Records from a data source
⁂

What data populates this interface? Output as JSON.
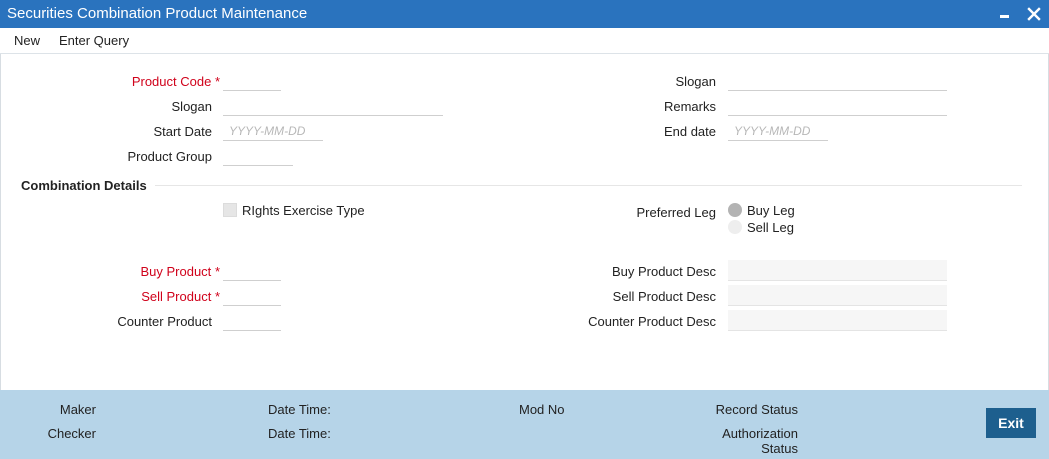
{
  "window": {
    "title": "Securities Combination Product Maintenance",
    "minimize_icon": "minimize-icon",
    "close_icon": "close-icon"
  },
  "menu": {
    "new": "New",
    "enter_query": "Enter Query"
  },
  "form": {
    "product_code_label": "Product Code",
    "required_mark": "*",
    "slogan_left_label": "Slogan",
    "start_date_label": "Start Date",
    "date_placeholder": "YYYY-MM-DD",
    "product_group_label": "Product Group",
    "slogan_right_label": "Slogan",
    "remarks_label": "Remarks",
    "end_date_label": "End date"
  },
  "combination": {
    "section_title": "Combination Details",
    "rights_exercise_label": "RIghts Exercise Type",
    "preferred_leg_label": "Preferred Leg",
    "buy_leg_label": "Buy Leg",
    "sell_leg_label": "Sell Leg",
    "selected_leg": "Buy Leg",
    "buy_product_label": "Buy Product",
    "sell_product_label": "Sell Product",
    "counter_product_label": "Counter Product",
    "buy_product_desc_label": "Buy Product Desc",
    "sell_product_desc_label": "Sell Product Desc",
    "counter_product_desc_label": "Counter Product Desc"
  },
  "footer": {
    "maker": "Maker",
    "checker": "Checker",
    "date_time_1": "Date Time:",
    "date_time_2": "Date Time:",
    "mod_no": "Mod No",
    "record_status": "Record Status",
    "authorization": "Authorization",
    "status": "Status",
    "exit": "Exit"
  },
  "colors": {
    "titlebar": "#2a73be",
    "required": "#d0021b",
    "footer": "#b6d4e8",
    "exit_button": "#1d5f8e"
  }
}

⁂

Brief >> Copy out every line of the listing that contains the string "Desc".

Response below >>
    "buy_product_desc_label": "Buy Product Desc",
    "sell_product_desc_label": "Sell Product Desc",
    "counter_product_desc_label": "Counter Product Desc"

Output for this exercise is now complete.